* Dataset entries *
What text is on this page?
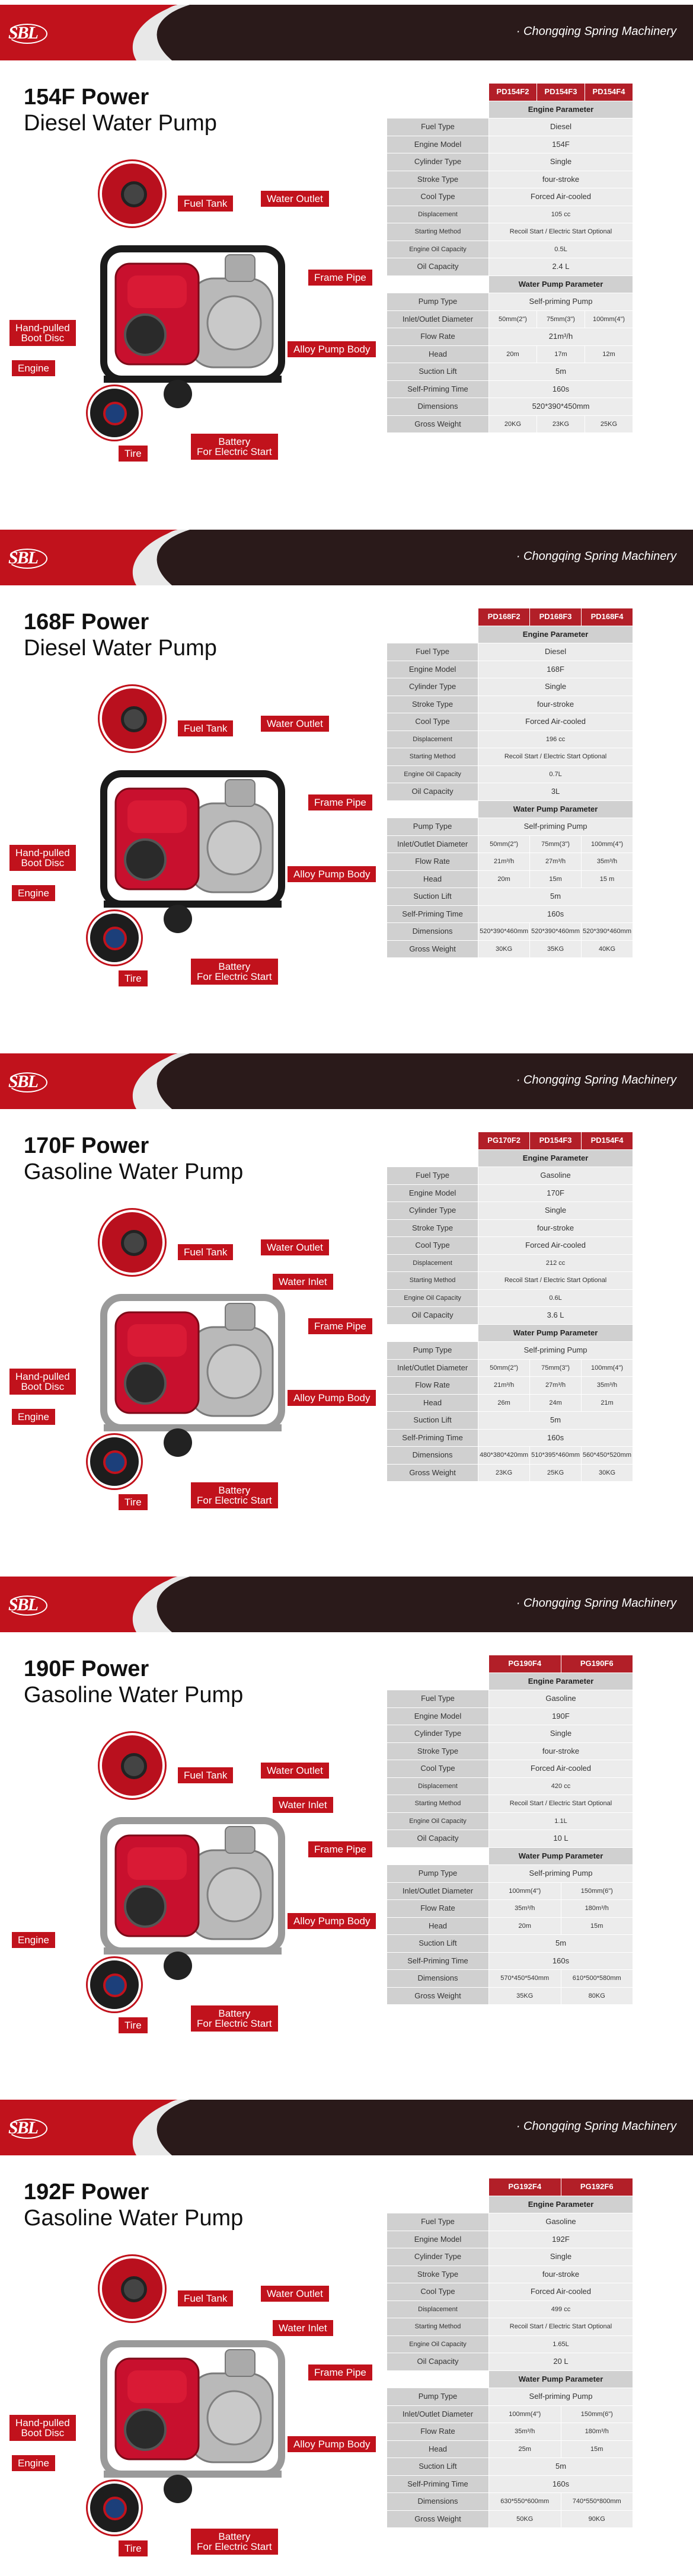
SBL	· Chongqing Spring Machinery
154F Power
Diesel Water Pump
Fuel Tank	Water Outlet
Frame Pipe
Hand-pulled
Boot Disc
Engine
Alloy Pump Body
Tire
Battery
For Electric Start
	PD154F2	PD154F3	PD154F4
	Engine Parameter		
Fuel Type	Diesel		
Engine Model	154F		
Cylinder Type	Single		
Stroke Type	four-stroke		
Cool Type	Forced Air-cooled		
Displacement	105 cc		
Starting Method	Recoil Start / Electric Start Optional		
Engine Oil Capacity	0.5L		
Oil Capacity	2.4 L		
	Water Pump Parameter		
Pump Type	Self-priming Pump		
Inlet/Outlet Diameter	50mm(2")	75mm(3")	100mm(4")
Flow Rate	21m³/h		
Head	20m	17m	12m
Suction Lift	5m		
Self-Priming Time	160s		
Dimensions	520*390*450mm		
Gross Weight	20KG	23KG	25KG
SBL	· Chongqing Spring Machinery
168F Power
Diesel Water Pump
Fuel Tank	Water Outlet
Frame Pipe
Hand-pulled
Boot Disc
Engine
Alloy Pump Body
Tire
Battery
For Electric Start
	PD168F2	PD168F3	PD168F4
	Engine Parameter		
Fuel Type	Diesel		
Engine Model	168F		
Cylinder Type	Single		
Stroke Type	four-stroke		
Cool Type	Forced Air-cooled		
Displacement	196 cc		
Starting Method	Recoil Start / Electric Start Optional		
Engine Oil Capacity	0.7L		
Oil Capacity	3L		
	Water Pump Parameter		
Pump Type	Self-priming Pump		
Inlet/Outlet Diameter	50mm(2")	75mm(3")	100mm(4")
Flow Rate	21m³/h	27m³/h	35m³/h
Head	20m	15m	15 m
Suction Lift	5m		
Self-Priming Time	160s		
Dimensions	520*390*460mm	520*390*460mm	520*390*460mm
Gross Weight	30KG	35KG	40KG
SBL	· Chongqing Spring Machinery
170F Power
Gasoline Water Pump
Fuel Tank	Water Outlet
Water Inlet
Frame Pipe
Hand-pulled
Boot Disc
Engine
Alloy Pump Body
Tire
Battery
For Electric Start
	PG170F2	PD154F3	PD154F4
	Engine Parameter		
Fuel Type	Gasoline		
Engine Model	170F		
Cylinder Type	Single		
Stroke Type	four-stroke		
Cool Type	Forced Air-cooled		
Displacement	212 cc		
Starting Method	Recoil Start / Electric Start Optional		
Engine Oil Capacity	0.6L		
Oil Capacity	3.6 L		
	Water Pump Parameter		
Pump Type	Self-priming Pump		
Inlet/Outlet Diameter	50mm(2")	75mm(3")	100mm(4")
Flow Rate	21m³/h	27m³/h	35m³/h
Head	26m	24m	21m
Suction Lift	5m		
Self-Priming Time	160s		
Dimensions	480*380*420mm	510*395*460mm	560*450*520mm
Gross Weight	23KG	25KG	30KG
SBL	· Chongqing Spring Machinery
190F Power
Gasoline Water Pump
Fuel Tank	Water Outlet
Water Inlet
Frame Pipe
Engine
Alloy Pump Body
Tire
Battery
For Electric Start
	PG190F4	PG190F6
	Engine Parameter	
Fuel Type	Gasoline	
Engine Model	190F	
Cylinder Type	Single	
Stroke Type	four-stroke	
Cool Type	Forced Air-cooled	
Displacement	420 cc	
Starting Method	Recoil Start / Electric Start Optional	
Engine Oil Capacity	1.1L	
Oil Capacity	10 L	
	Water Pump Parameter	
Pump Type	Self-priming Pump	
Inlet/Outlet Diameter	100mm(4")	150mm(6")
Flow Rate	35m³/h	180m³/h
Head	20m	15m
Suction Lift	5m	
Self-Priming Time	160s	
Dimensions	570*450*540mm	610*500*580mm
Gross Weight	35KG	80KG
SBL	· Chongqing Spring Machinery
192F Power
Gasoline Water Pump
Fuel Tank	Water Outlet
Water Inlet
Frame Pipe
Hand-pulled
Boot Disc
Engine
Alloy Pump Body
Tire
Battery
For Electric Start
	PG192F4	PG192F6
	Engine Parameter	
Fuel Type	Gasoline	
Engine Model	192F	
Cylinder Type	Single	
Stroke Type	four-stroke	
Cool Type	Forced Air-cooled	
Displacement	499 cc	
Starting Method	Recoil Start / Electric Start Optional	
Engine Oil Capacity	1.65L	
Oil Capacity	20 L	
	Water Pump Parameter	
Pump Type	Self-priming Pump	
Inlet/Outlet Diameter	100mm(4")	150mm(6")
Flow Rate	35m³/h	180m³/h
Head	25m	15m
Suction Lift	5m	
Self-Priming Time	160s	
Dimensions	630*550*600mm	740*550*800mm
Gross Weight	50KG	90KG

* What you should do *
Images do not belong in the copy; reproduce all other parts of the records above verbatim.

* Final answer *
What text is on this page?
SBL	· Chongqing Spring Machinery
154F Power
Diesel Water Pump
Fuel Tank	Water Outlet
Frame Pipe
Hand-pulled
Boot Disc
Engine
Alloy Pump Body
Tire
Battery
For Electric Start
	PD154F2	PD154F3	PD154F4
	Engine Parameter		
Fuel Type	Diesel		
Engine Model	154F		
Cylinder Type	Single		
Stroke Type	four-stroke		
Cool Type	Forced Air-cooled		
Displacement	105 cc		
Starting Method	Recoil Start / Electric Start Optional		
Engine Oil Capacity	0.5L		
Oil Capacity	2.4 L		
	Water Pump Parameter		
Pump Type	Self-priming Pump		
Inlet/Outlet Diameter	50mm(2")	75mm(3")	100mm(4")
Flow Rate	21m³/h		
Head	20m	17m	12m
Suction Lift	5m		
Self-Priming Time	160s		
Dimensions	520*390*450mm		
Gross Weight	20KG	23KG	25KG
SBL	· Chongqing Spring Machinery
168F Power
Diesel Water Pump
Fuel Tank	Water Outlet
Frame Pipe
Hand-pulled
Boot Disc
Engine
Alloy Pump Body
Tire
Battery
For Electric Start
	PD168F2	PD168F3	PD168F4
	Engine Parameter		
Fuel Type	Diesel		
Engine Model	168F		
Cylinder Type	Single		
Stroke Type	four-stroke		
Cool Type	Forced Air-cooled		
Displacement	196 cc		
Starting Method	Recoil Start / Electric Start Optional		
Engine Oil Capacity	0.7L		
Oil Capacity	3L		
	Water Pump Parameter		
Pump Type	Self-priming Pump		
Inlet/Outlet Diameter	50mm(2")	75mm(3")	100mm(4")
Flow Rate	21m³/h	27m³/h	35m³/h
Head	20m	15m	15 m
Suction Lift	5m		
Self-Priming Time	160s		
Dimensions	520*390*460mm	520*390*460mm	520*390*460mm
Gross Weight	30KG	35KG	40KG
SBL	· Chongqing Spring Machinery
170F Power
Gasoline Water Pump
Fuel Tank	Water Outlet
Water Inlet
Frame Pipe
Hand-pulled
Boot Disc
Engine
Alloy Pump Body
Tire
Battery
For Electric Start
	PG170F2	PD154F3	PD154F4
	Engine Parameter		
Fuel Type	Gasoline		
Engine Model	170F		
Cylinder Type	Single		
Stroke Type	four-stroke		
Cool Type	Forced Air-cooled		
Displacement	212 cc		
Starting Method	Recoil Start / Electric Start Optional		
Engine Oil Capacity	0.6L		
Oil Capacity	3.6 L		
	Water Pump Parameter		
Pump Type	Self-priming Pump		
Inlet/Outlet Diameter	50mm(2")	75mm(3")	100mm(4")
Flow Rate	21m³/h	27m³/h	35m³/h
Head	26m	24m	21m
Suction Lift	5m		
Self-Priming Time	160s		
Dimensions	480*380*420mm	510*395*460mm	560*450*520mm
Gross Weight	23KG	25KG	30KG
SBL	· Chongqing Spring Machinery
190F Power
Gasoline Water Pump
Fuel Tank	Water Outlet
Water Inlet
Frame Pipe
Engine
Alloy Pump Body
Tire
Battery
For Electric Start
	PG190F4	PG190F6
	Engine Parameter	
Fuel Type	Gasoline	
Engine Model	190F	
Cylinder Type	Single	
Stroke Type	four-stroke	
Cool Type	Forced Air-cooled	
Displacement	420 cc	
Starting Method	Recoil Start / Electric Start Optional	
Engine Oil Capacity	1.1L	
Oil Capacity	10 L	
	Water Pump Parameter	
Pump Type	Self-priming Pump	
Inlet/Outlet Diameter	100mm(4")	150mm(6")
Flow Rate	35m³/h	180m³/h
Head	20m	15m
Suction Lift	5m	
Self-Priming Time	160s	
Dimensions	570*450*540mm	610*500*580mm
Gross Weight	35KG	80KG
SBL	· Chongqing Spring Machinery
192F Power
Gasoline Water Pump
Fuel Tank	Water Outlet
Water Inlet
Frame Pipe
Hand-pulled
Boot Disc
Engine
Alloy Pump Body
Tire
Battery
For Electric Start
	PG192F4	PG192F6
	Engine Parameter	
Fuel Type	Gasoline	
Engine Model	192F	
Cylinder Type	Single	
Stroke Type	four-stroke	
Cool Type	Forced Air-cooled	
Displacement	499 cc	
Starting Method	Recoil Start / Electric Start Optional	
Engine Oil Capacity	1.65L	
Oil Capacity	20 L	
	Water Pump Parameter	
Pump Type	Self-priming Pump	
Inlet/Outlet Diameter	100mm(4")	150mm(6")
Flow Rate	35m³/h	180m³/h
Head	25m	15m
Suction Lift	5m	
Self-Priming Time	160s	
Dimensions	630*550*600mm	740*550*800mm
Gross Weight	50KG	90KG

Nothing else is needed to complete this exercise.